## WHAT IS ASKED
Select the lines of the records containing the word "left" and list them.

### PROVIDED RECORDS ###

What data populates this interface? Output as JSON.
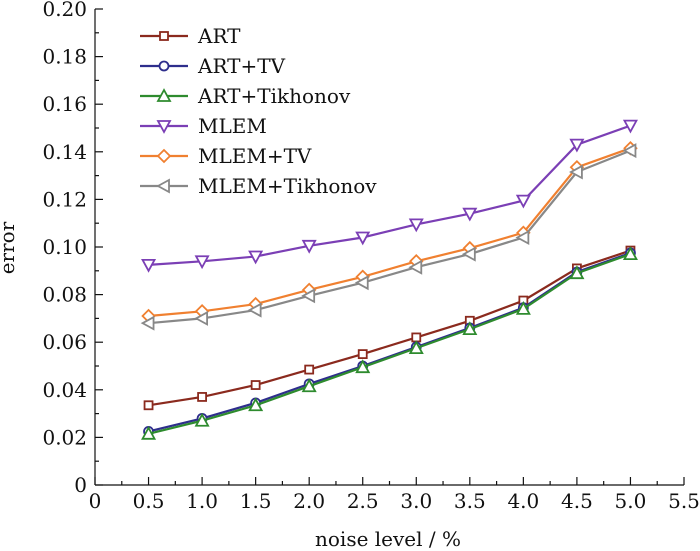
{
  "chart_data": {
    "type": "line",
    "title": "",
    "xlabel": "noise level / %",
    "ylabel": "error",
    "xlim": [
      0,
      5.5
    ],
    "ylim": [
      0,
      0.2
    ],
    "grid": false,
    "legend_position": "top-left",
    "x_ticks": [
      "0",
      "0.5",
      "1.0",
      "1.5",
      "2.0",
      "2.5",
      "3.0",
      "3.5",
      "4.0",
      "4.5",
      "5.0",
      "5.5"
    ],
    "y_ticks": [
      "0",
      "0.02",
      "0.04",
      "0.06",
      "0.08",
      "0.10",
      "0.12",
      "0.14",
      "0.16",
      "0.18",
      "0.20"
    ],
    "x": [
      0.5,
      1.0,
      1.5,
      2.0,
      2.5,
      3.0,
      3.5,
      4.0,
      4.5,
      5.0
    ],
    "series": [
      {
        "name": "ART",
        "marker": "square",
        "color": "#8B2A1E",
        "values": [
          0.0335,
          0.037,
          0.042,
          0.0485,
          0.055,
          0.062,
          0.069,
          0.0775,
          0.091,
          0.0985
        ]
      },
      {
        "name": "ART+TV",
        "marker": "circle",
        "color": "#2E2E8C",
        "values": [
          0.0225,
          0.028,
          0.0345,
          0.0425,
          0.05,
          0.058,
          0.066,
          0.0745,
          0.0895,
          0.0975
        ]
      },
      {
        "name": "ART+Tikhonov",
        "marker": "triangle-up",
        "color": "#2E8B2E",
        "values": [
          0.0215,
          0.027,
          0.0335,
          0.0415,
          0.0495,
          0.0575,
          0.0655,
          0.074,
          0.089,
          0.097
        ]
      },
      {
        "name": "MLEM",
        "marker": "triangle-down",
        "color": "#7B3FB5",
        "values": [
          0.0925,
          0.094,
          0.096,
          0.1005,
          0.104,
          0.1095,
          0.114,
          0.1195,
          0.143,
          0.151
        ]
      },
      {
        "name": "MLEM+TV",
        "marker": "diamond",
        "color": "#F08030",
        "values": [
          0.071,
          0.073,
          0.076,
          0.082,
          0.0875,
          0.094,
          0.0995,
          0.106,
          0.1335,
          0.1415
        ]
      },
      {
        "name": "MLEM+Tikhonov",
        "marker": "triangle-left",
        "color": "#888888",
        "values": [
          0.068,
          0.07,
          0.0735,
          0.0795,
          0.085,
          0.0915,
          0.097,
          0.104,
          0.1315,
          0.1405
        ]
      }
    ]
  }
}
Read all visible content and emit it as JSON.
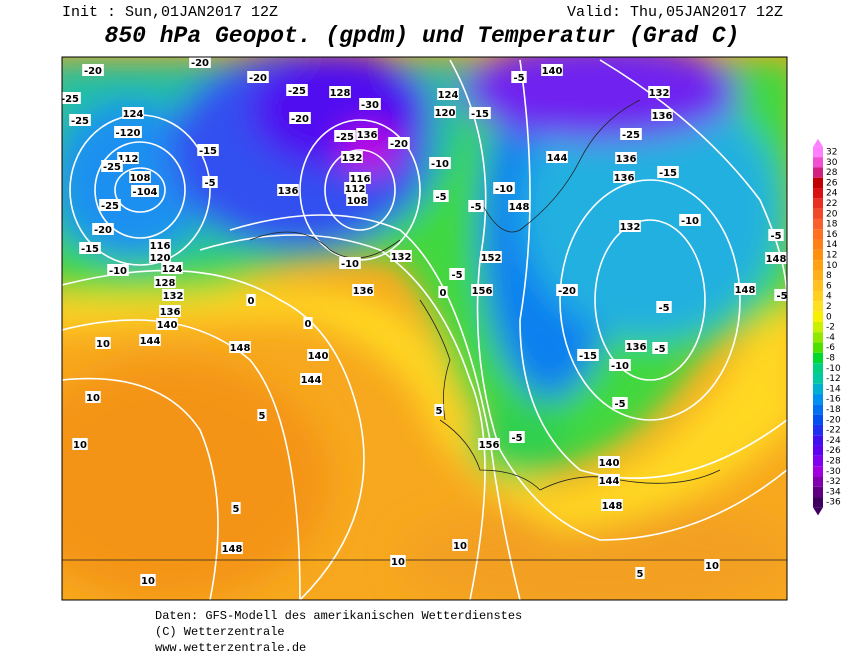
{
  "header": {
    "init": "Init : Sun,01JAN2017 12Z",
    "valid": "Valid: Thu,05JAN2017 12Z",
    "title": "850 hPa Geopot. (gpdm) und Temperatur (Grad C)"
  },
  "colorbar": {
    "ticks": [
      32,
      30,
      28,
      26,
      24,
      22,
      20,
      18,
      16,
      14,
      12,
      10,
      8,
      6,
      4,
      2,
      0,
      -2,
      -4,
      -6,
      -8,
      -10,
      -12,
      -14,
      -16,
      -18,
      -20,
      -22,
      -24,
      -26,
      -28,
      -30,
      -32,
      -34,
      -36
    ],
    "colors": [
      "#ff80ff",
      "#f050d0",
      "#d02080",
      "#c00000",
      "#d81010",
      "#e83020",
      "#f04828",
      "#f86030",
      "#ff7020",
      "#ff8018",
      "#ff9010",
      "#ffa010",
      "#ffb018",
      "#ffc020",
      "#ffd020",
      "#ffe020",
      "#f8f000",
      "#c8f000",
      "#90e800",
      "#50e000",
      "#00d830",
      "#00d080",
      "#00c8a0",
      "#00b0d0",
      "#0090f0",
      "#0070f0",
      "#0050f0",
      "#2030f0",
      "#4010f0",
      "#6000f0",
      "#8000f0",
      "#a000e0",
      "#8000b0",
      "#600080",
      "#400060"
    ]
  },
  "map": {
    "labels": [
      "-20",
      "-20",
      "-20",
      "-25",
      "124",
      "-25",
      "-120",
      "-15",
      "112",
      "-25",
      "108",
      "-104",
      "-5",
      "-25",
      "-20",
      "-15",
      "116",
      "120",
      "-10",
      "124",
      "128",
      "132",
      "136",
      "140",
      "144",
      "10",
      "10",
      "10",
      "-25",
      "-20",
      "-25",
      "136",
      "128",
      "-30",
      "-20",
      "132",
      "116",
      "112",
      "108",
      "136",
      "-10",
      "124",
      "120",
      "-15",
      "-5",
      "140",
      "132",
      "136",
      "-25",
      "144",
      "136",
      "136",
      "-15",
      "-10",
      "148",
      "-5",
      "132",
      "-10",
      "152",
      "156",
      "-20",
      "-5",
      "148",
      "-15",
      "-10",
      "136",
      "-5",
      "-5",
      "0",
      "0",
      "148",
      "140",
      "144",
      "5",
      "5",
      "156",
      "-5",
      "140",
      "144",
      "148",
      "148",
      "10",
      "10",
      "10",
      "5",
      "10",
      "5",
      "136",
      "132",
      "-5",
      "-5",
      "-10",
      "0",
      "-5",
      "148",
      "-5"
    ]
  },
  "footer": {
    "lines": [
      "Daten: GFS-Modell des amerikanischen Wetterdienstes",
      "(C) Wetterzentrale",
      "www.wetterzentrale.de"
    ]
  }
}
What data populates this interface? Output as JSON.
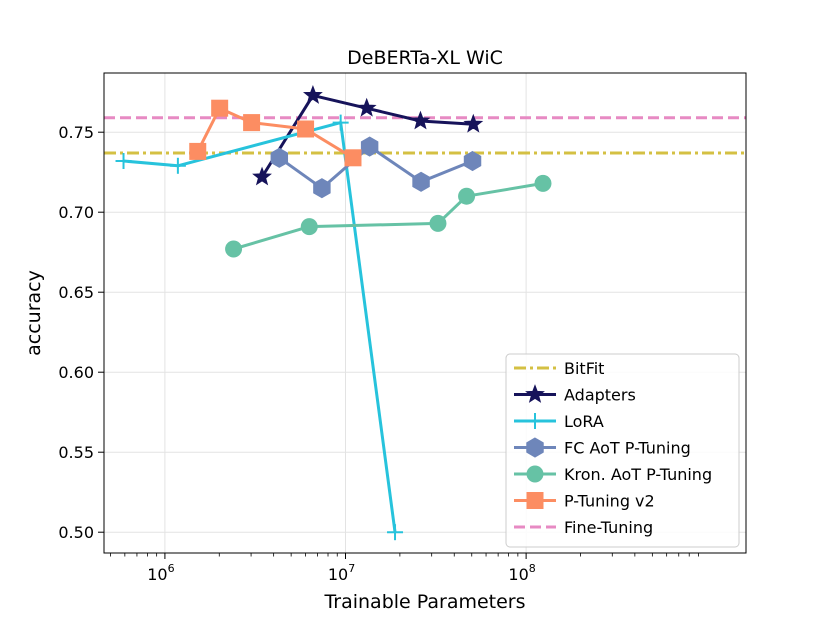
{
  "chart_data": {
    "type": "line",
    "title": "DeBERTa-XL WiC",
    "xlabel": "Trainable Parameters",
    "ylabel": "accuracy",
    "xscale": "log",
    "xlim": [
      460000,
      1650000000
    ],
    "ylim": [
      0.487,
      0.787
    ],
    "yticks": [
      0.5,
      0.55,
      0.6,
      0.65,
      0.7,
      0.75
    ],
    "ytick_labels": [
      "0.50",
      "0.55",
      "0.60",
      "0.65",
      "0.70",
      "0.75"
    ],
    "xticks": [
      {
        "value": 1000000,
        "base": "10",
        "exp": "6"
      },
      {
        "value": 10000000,
        "base": "10",
        "exp": "7"
      },
      {
        "value": 100000000,
        "base": "10",
        "exp": "8"
      }
    ],
    "grid": true,
    "legend_position": "bottom-right",
    "hlines": [
      {
        "name": "BitFit",
        "y": 0.737,
        "color": "#d4c043",
        "style": "dashdot"
      },
      {
        "name": "Fine-Tuning",
        "y": 0.759,
        "color": "#e78ac3",
        "style": "dashed"
      }
    ],
    "series": [
      {
        "name": "Adapters",
        "color": "#16135a",
        "marker": "star",
        "x": [
          3450000,
          6600000,
          13100000,
          26000000,
          51000000
        ],
        "y": [
          0.722,
          0.773,
          0.765,
          0.757,
          0.755
        ]
      },
      {
        "name": "LoRA",
        "color": "#27c3dc",
        "marker": "plus",
        "x": [
          590000,
          1180000,
          9400000,
          18800000
        ],
        "y": [
          0.732,
          0.729,
          0.756,
          0.5
        ]
      },
      {
        "name": "FC AoT P-Tuning",
        "color": "#6e86ba",
        "marker": "hexagon",
        "x": [
          4300000,
          7400000,
          13600000,
          26200000,
          50500000
        ],
        "y": [
          0.734,
          0.715,
          0.741,
          0.719,
          0.732
        ]
      },
      {
        "name": "Kron. AoT P-Tuning",
        "color": "#66c2a5",
        "marker": "circle",
        "x": [
          2400000,
          6300000,
          32500000,
          46800000,
          124000000
        ],
        "y": [
          0.677,
          0.691,
          0.693,
          0.71,
          0.718
        ]
      },
      {
        "name": "P-Tuning v2",
        "color": "#fc8d62",
        "marker": "square",
        "x": [
          1520000,
          2010000,
          3020000,
          6010000,
          11000000
        ],
        "y": [
          0.738,
          0.765,
          0.756,
          0.752,
          0.734
        ]
      }
    ],
    "legend_entries": [
      "BitFit",
      "Adapters",
      "LoRA",
      "FC AoT P-Tuning",
      "Kron. AoT P-Tuning",
      "P-Tuning v2",
      "Fine-Tuning"
    ]
  }
}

###

## TASK RESULT
    "legend_position": "top-left",
        "marker": "triangle-left",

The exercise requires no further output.